**Extract**:
-------------------------

You may have heard the dismal unemployment figures released last week. 533,000 jobs were lost. Over 1/2 a million new families last month now need to figure out how to put food on the table, pay their mortgages, car loans, credit card bills, etc... But what you may not realize, it that it's really much worse than that.
Last year, there was a great deal of criticism for the way the government calculates inflation. At a time when gas was nearing $150 per barrel and food prices were up by double-digit percentages, the official gauge of inflation was still saying 3% inflation. That's because they don't count food and energy when they calculate inflation, supposedly because those are too "volatile". The real reason is because a great deal of government payments are tied to the inflation rate, so higher inflation means more money flowing out to retirees, disabled, etc... rather than to banksters and the wealthy elite, where we apparently want the government money to go.
Unemployment reporting works much the same way. When you hear "unemployment" reported in the news, what you are hearing is the "U3" number. "U" for unemployment, "3" for the third of six ways to measure unemployment. Here are the ones that come next:
- U4: U3 + "discouraged workers", or those who have stopped looking for work because current economic conditions make them believe that no work is available for them.
- U5: U4 + other "marginally attached workers", or those who "would like" and are able to work, but have not looked for work recently.
- U6: U5 + Part time workers who want to work full time, but can not due to economic reasons.

-------------------------

**Data excerpts**:
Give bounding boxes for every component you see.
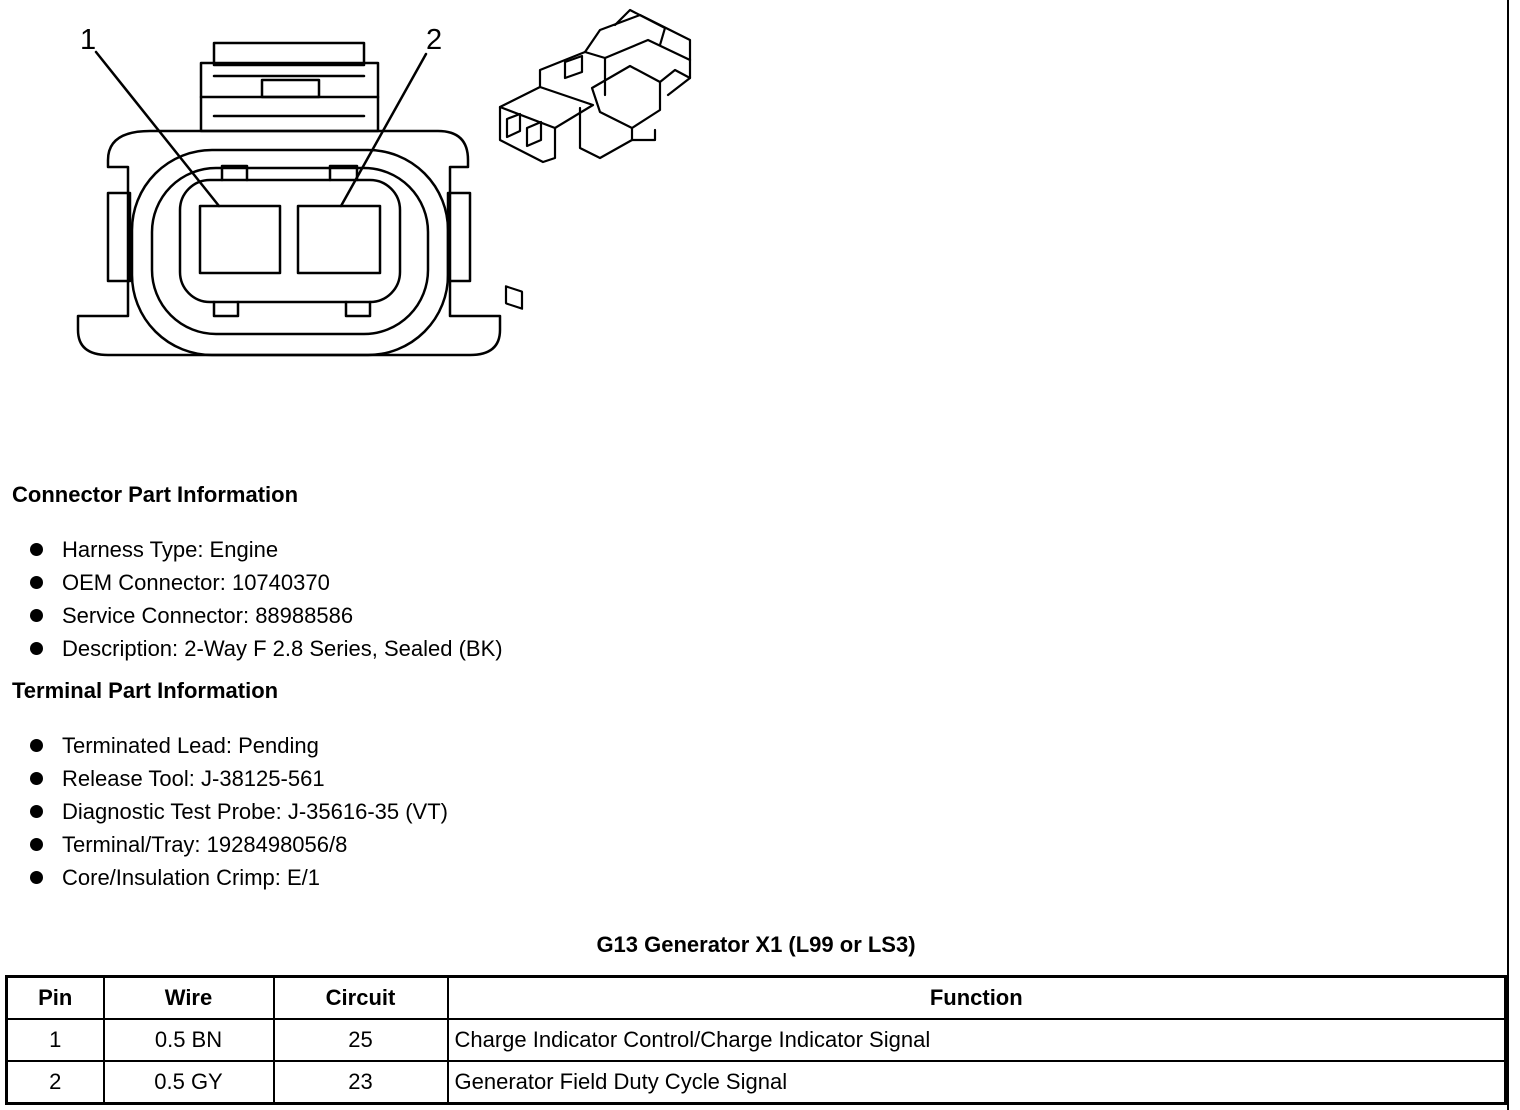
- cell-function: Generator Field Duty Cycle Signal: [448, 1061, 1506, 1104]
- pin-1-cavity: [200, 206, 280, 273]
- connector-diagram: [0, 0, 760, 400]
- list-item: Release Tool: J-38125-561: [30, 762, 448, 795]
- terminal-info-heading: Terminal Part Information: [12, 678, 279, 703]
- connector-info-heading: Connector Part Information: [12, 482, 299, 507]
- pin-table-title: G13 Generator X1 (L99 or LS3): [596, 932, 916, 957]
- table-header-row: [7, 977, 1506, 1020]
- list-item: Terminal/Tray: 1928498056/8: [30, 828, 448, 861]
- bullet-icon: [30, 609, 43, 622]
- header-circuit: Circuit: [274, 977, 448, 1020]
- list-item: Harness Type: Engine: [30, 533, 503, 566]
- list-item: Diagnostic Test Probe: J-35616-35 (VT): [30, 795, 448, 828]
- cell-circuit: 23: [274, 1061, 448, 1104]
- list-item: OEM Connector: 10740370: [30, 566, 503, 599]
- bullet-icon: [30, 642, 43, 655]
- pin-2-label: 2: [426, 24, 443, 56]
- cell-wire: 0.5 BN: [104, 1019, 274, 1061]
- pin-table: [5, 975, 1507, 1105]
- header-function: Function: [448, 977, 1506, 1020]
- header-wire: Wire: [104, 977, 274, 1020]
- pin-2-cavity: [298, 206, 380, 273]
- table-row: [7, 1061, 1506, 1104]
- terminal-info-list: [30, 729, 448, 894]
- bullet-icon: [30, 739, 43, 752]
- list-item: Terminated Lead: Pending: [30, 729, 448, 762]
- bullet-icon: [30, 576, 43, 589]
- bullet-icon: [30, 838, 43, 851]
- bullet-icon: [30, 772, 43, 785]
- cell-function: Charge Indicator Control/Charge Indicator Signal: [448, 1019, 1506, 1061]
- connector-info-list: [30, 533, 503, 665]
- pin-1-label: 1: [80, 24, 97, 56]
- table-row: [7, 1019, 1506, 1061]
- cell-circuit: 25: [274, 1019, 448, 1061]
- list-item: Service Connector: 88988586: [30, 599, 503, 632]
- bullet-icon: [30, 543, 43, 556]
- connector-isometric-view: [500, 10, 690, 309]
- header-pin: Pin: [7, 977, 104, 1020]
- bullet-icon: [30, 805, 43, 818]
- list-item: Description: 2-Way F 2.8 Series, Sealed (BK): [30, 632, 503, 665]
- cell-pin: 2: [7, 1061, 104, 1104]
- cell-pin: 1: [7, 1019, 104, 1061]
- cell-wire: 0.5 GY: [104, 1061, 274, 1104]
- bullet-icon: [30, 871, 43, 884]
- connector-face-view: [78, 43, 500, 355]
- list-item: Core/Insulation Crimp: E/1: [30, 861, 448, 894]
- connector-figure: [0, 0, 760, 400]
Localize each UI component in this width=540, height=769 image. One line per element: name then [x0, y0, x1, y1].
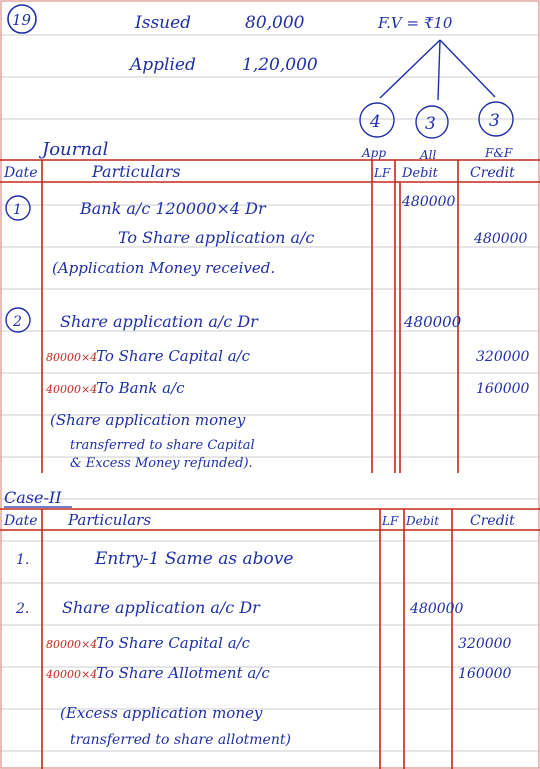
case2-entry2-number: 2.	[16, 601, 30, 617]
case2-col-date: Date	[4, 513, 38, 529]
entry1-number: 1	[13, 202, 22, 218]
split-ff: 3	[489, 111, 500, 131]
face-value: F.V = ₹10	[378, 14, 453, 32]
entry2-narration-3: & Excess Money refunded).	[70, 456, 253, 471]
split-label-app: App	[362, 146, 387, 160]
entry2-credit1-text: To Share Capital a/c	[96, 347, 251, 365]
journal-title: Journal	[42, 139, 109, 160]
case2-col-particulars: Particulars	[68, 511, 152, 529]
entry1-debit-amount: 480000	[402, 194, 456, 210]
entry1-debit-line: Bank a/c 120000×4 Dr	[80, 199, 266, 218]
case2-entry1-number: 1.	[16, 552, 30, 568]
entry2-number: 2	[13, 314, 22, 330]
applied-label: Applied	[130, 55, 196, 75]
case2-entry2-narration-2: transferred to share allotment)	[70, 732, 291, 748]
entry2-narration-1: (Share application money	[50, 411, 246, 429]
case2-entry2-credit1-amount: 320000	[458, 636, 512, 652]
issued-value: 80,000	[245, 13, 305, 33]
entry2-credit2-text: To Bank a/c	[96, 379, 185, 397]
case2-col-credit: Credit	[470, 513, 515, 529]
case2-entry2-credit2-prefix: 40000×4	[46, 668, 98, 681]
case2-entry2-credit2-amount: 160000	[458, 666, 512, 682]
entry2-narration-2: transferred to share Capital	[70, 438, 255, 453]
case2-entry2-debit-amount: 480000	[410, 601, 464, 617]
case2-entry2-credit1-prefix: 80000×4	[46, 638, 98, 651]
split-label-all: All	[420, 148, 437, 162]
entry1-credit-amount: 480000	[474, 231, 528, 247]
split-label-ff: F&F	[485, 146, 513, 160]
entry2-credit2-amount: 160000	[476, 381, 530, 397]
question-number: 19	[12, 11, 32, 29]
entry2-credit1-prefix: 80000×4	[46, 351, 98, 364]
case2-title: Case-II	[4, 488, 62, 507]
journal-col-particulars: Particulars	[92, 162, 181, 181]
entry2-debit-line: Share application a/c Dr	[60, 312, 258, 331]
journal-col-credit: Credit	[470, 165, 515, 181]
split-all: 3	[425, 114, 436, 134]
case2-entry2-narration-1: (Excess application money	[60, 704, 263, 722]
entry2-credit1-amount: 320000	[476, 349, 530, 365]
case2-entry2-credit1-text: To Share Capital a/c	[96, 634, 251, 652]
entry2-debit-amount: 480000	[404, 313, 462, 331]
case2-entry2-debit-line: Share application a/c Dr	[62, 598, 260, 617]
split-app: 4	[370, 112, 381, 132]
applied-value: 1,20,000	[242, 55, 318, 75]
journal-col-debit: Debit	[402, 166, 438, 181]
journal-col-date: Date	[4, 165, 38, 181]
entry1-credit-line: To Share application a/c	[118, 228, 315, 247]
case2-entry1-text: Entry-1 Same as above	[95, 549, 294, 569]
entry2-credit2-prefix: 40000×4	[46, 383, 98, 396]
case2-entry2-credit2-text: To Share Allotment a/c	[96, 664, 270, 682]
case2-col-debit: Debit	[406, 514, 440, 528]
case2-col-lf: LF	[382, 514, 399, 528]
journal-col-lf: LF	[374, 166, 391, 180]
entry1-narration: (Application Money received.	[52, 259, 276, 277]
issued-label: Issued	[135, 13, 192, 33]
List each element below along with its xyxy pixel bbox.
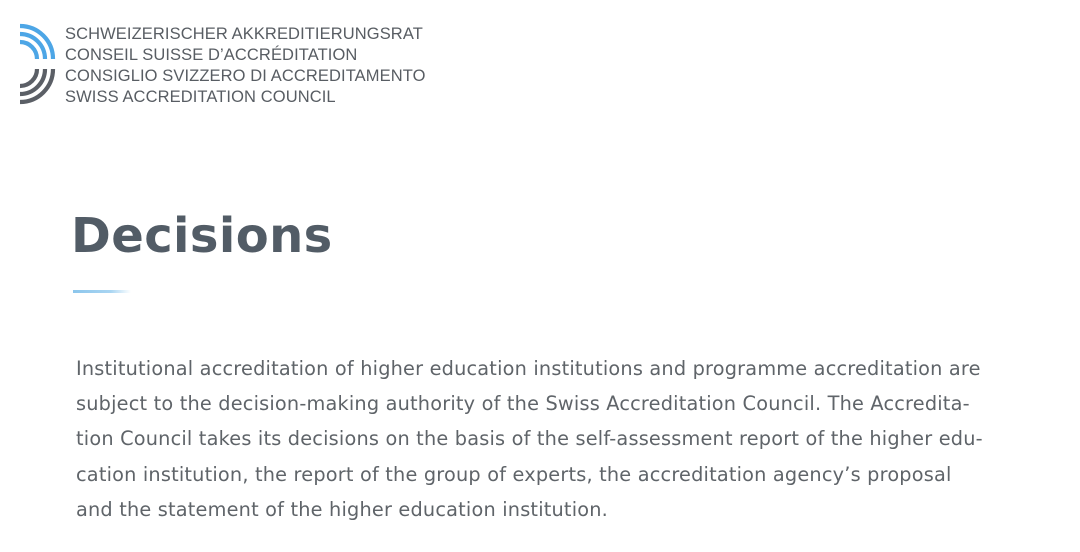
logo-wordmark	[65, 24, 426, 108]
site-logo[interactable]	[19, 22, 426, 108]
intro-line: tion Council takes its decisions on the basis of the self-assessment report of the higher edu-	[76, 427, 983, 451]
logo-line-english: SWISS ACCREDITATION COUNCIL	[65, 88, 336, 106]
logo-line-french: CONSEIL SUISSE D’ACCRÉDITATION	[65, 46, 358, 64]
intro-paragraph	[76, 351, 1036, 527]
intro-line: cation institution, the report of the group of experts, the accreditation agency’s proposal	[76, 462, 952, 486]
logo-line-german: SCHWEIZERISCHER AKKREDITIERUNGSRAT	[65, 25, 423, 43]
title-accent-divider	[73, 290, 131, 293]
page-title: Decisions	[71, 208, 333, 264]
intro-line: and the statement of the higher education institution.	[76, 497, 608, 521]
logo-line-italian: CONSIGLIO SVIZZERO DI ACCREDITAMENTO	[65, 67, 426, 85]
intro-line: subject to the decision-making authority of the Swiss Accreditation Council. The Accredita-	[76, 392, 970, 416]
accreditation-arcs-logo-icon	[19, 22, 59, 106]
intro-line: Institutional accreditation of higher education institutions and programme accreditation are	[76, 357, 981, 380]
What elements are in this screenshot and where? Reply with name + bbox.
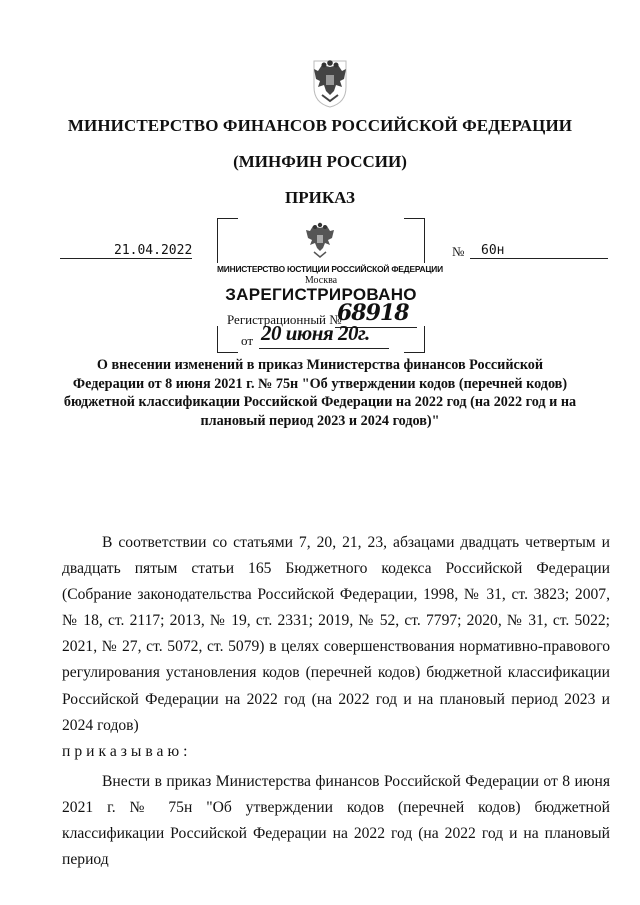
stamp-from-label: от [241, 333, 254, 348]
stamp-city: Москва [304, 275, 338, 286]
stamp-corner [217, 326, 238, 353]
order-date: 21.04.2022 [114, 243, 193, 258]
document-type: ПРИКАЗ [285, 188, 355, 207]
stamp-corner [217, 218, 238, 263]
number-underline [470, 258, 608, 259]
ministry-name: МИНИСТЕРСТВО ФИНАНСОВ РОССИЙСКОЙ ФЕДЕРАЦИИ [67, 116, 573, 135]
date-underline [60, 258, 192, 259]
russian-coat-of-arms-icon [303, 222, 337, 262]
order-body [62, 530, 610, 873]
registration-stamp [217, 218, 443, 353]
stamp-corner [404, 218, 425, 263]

-------------------------

**Written task**:
Update the unemployment article by writing it out again with "banksters" changed to "bankers", starting at the words "Last year, there" and stopping after "money to go.".

**Solution to the exercise**:
Last year, there was a great deal of criticism for the way the government calculates inflation. At a time when gas was nearing $150 per barrel and food prices were up by double-digit percentages, the official gauge of inflation was still saying 3% inflation. That's because they don't count food and energy when they calculate inflation, supposedly because those are too "volatile". The real reason is because a great deal of government payments are tied to the inflation rate, so higher inflation means more money flowing out to retirees, disabled, etc... rather than to bankers and the wealthy elite, where we apparently want the government money to go.